- _PROBLEM DETAILS_: Read through the data and report every line in which the word "Introduction" occurs.

- _RECORDS SUPPLIED_:
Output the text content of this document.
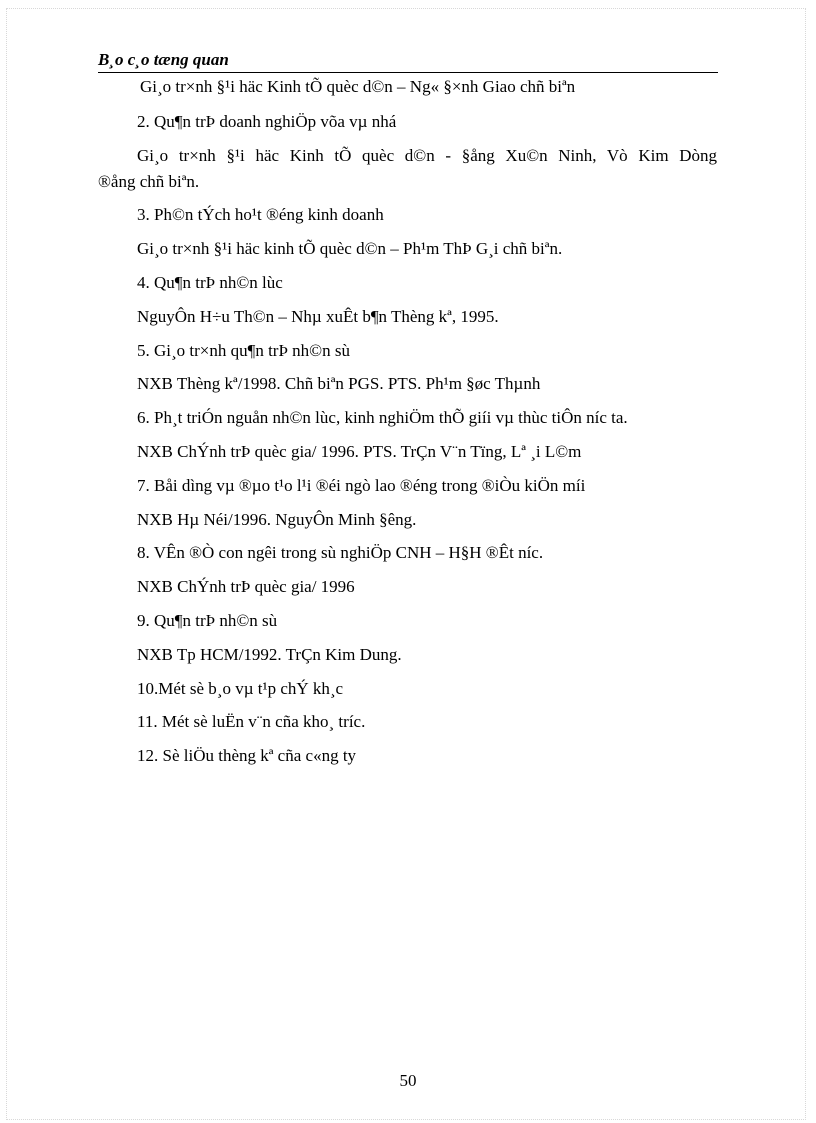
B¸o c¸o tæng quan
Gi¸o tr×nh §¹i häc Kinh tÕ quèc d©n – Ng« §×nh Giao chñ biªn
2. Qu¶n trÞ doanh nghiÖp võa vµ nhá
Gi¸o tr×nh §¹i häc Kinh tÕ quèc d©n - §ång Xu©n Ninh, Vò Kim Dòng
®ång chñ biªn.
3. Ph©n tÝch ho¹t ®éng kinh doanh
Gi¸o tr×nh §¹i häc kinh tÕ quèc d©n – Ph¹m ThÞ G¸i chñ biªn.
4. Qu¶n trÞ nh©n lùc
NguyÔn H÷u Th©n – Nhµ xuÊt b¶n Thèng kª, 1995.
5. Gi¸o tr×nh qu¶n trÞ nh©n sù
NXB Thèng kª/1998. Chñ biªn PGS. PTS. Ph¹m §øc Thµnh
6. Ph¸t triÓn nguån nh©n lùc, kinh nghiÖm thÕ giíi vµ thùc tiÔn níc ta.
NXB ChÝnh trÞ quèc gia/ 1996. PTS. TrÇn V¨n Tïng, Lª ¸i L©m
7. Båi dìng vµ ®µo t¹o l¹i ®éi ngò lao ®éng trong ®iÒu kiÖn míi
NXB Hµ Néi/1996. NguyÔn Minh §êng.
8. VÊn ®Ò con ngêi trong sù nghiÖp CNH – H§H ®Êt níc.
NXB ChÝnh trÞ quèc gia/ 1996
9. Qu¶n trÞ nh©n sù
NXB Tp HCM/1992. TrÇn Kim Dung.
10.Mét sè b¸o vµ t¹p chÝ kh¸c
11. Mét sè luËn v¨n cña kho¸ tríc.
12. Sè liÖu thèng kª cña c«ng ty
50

---

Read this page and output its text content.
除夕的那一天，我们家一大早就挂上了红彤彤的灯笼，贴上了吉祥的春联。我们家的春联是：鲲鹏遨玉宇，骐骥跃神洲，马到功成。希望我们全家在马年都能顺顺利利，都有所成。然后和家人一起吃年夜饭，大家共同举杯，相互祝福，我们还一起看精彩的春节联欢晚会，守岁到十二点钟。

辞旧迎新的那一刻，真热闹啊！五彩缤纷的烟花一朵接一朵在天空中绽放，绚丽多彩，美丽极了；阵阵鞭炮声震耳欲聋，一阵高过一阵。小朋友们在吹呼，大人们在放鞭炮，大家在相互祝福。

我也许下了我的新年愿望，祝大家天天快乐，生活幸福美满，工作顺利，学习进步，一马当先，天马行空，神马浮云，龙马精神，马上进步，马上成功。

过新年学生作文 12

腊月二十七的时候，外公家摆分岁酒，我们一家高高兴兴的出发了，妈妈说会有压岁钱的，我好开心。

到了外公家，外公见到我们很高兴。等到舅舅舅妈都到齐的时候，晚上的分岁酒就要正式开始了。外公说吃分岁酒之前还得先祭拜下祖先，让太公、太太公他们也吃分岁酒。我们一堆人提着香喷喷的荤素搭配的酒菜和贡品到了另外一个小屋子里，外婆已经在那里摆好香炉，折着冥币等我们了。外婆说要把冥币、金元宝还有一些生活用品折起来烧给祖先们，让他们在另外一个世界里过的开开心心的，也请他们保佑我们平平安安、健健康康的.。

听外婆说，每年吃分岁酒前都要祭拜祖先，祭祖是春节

--

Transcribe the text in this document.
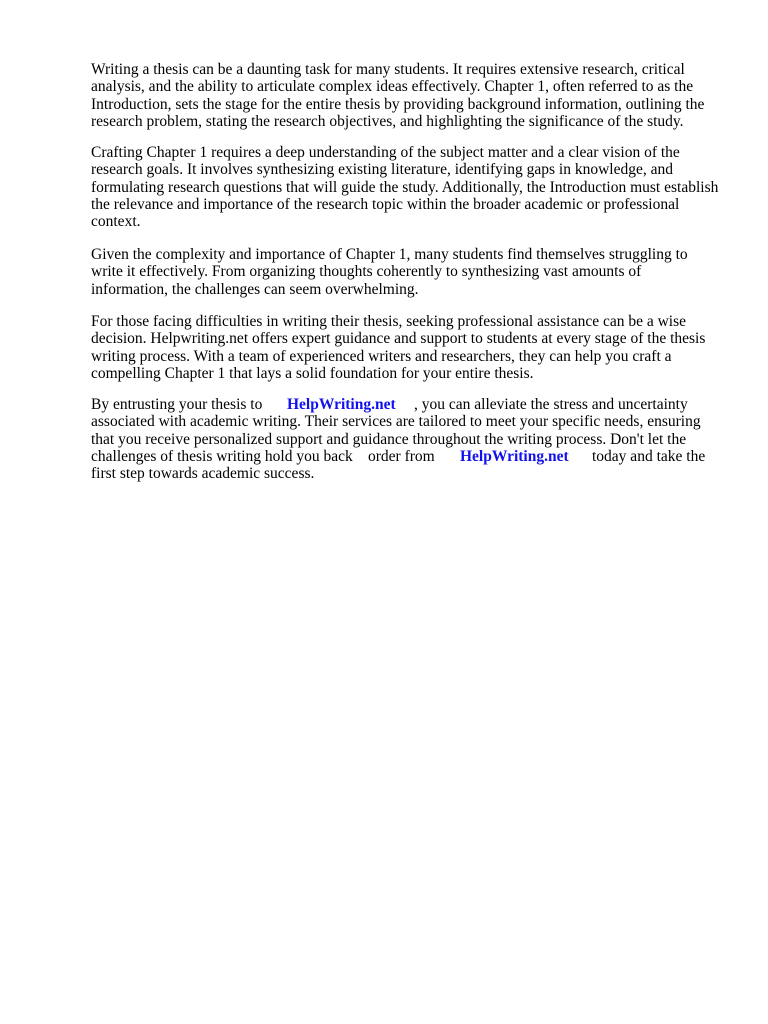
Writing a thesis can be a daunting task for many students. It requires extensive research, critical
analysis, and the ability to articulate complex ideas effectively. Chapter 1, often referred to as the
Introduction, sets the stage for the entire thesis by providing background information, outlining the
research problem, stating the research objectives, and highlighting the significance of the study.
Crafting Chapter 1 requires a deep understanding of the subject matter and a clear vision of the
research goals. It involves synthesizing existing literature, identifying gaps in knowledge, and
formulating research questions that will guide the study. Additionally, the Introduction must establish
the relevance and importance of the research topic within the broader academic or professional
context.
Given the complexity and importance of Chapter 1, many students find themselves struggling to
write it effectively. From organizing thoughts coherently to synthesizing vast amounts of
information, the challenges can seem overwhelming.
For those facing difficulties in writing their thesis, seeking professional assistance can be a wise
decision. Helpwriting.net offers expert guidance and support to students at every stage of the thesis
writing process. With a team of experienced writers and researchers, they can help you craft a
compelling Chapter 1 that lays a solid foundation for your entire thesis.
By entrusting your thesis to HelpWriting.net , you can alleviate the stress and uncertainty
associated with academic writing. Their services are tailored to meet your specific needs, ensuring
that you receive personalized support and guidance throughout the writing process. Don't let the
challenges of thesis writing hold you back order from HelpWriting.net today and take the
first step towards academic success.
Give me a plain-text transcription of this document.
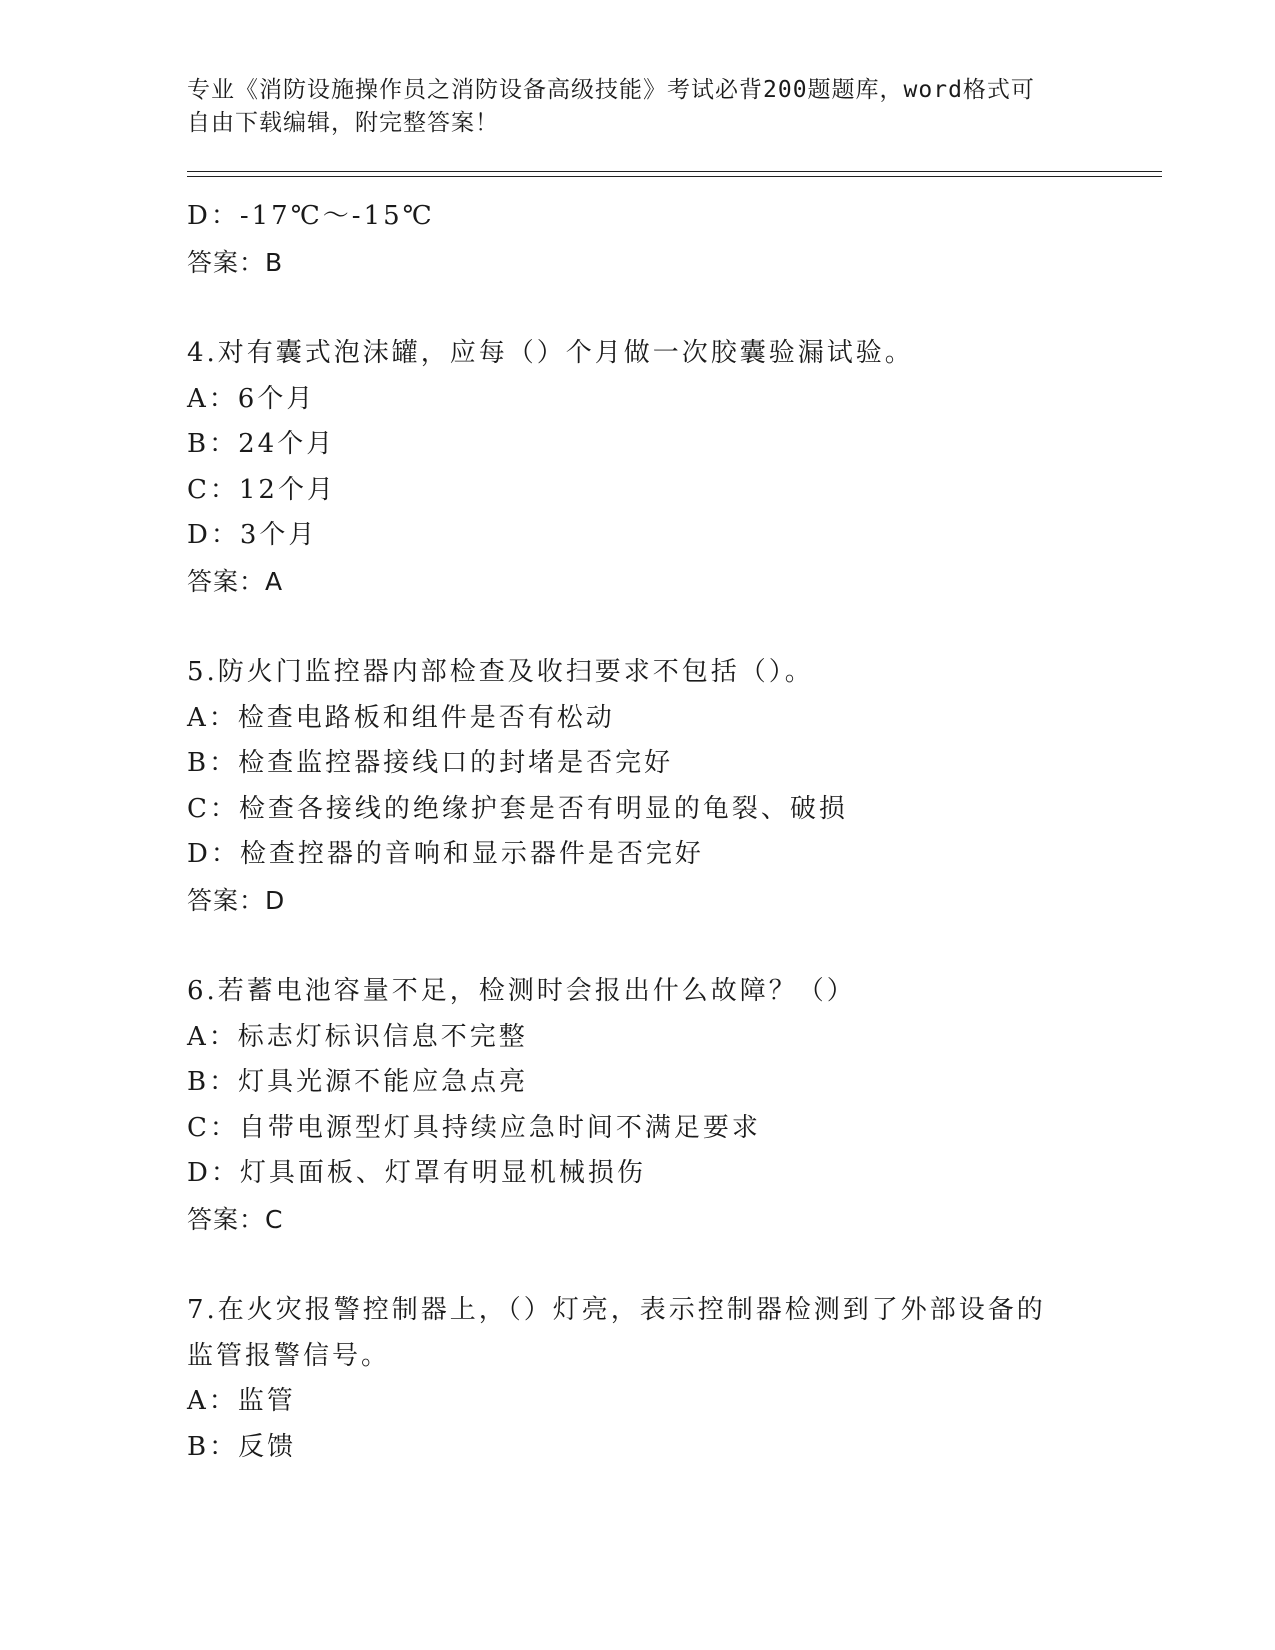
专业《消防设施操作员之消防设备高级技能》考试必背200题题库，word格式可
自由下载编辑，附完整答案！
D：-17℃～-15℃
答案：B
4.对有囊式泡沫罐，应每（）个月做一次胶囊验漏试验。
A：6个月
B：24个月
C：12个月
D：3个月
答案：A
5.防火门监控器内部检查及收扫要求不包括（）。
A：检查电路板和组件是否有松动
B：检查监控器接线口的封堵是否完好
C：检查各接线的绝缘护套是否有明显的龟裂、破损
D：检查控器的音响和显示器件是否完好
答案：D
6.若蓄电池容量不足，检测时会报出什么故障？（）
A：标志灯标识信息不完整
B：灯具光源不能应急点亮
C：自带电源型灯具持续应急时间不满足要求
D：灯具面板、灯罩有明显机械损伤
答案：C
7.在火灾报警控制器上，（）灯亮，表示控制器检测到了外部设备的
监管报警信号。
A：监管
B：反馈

- _RESULT_:
Introduction, sets the stage for the entire thesis by providing background information, outlining the
formulating research questions that will guide the study. Additionally, the Introduction must establish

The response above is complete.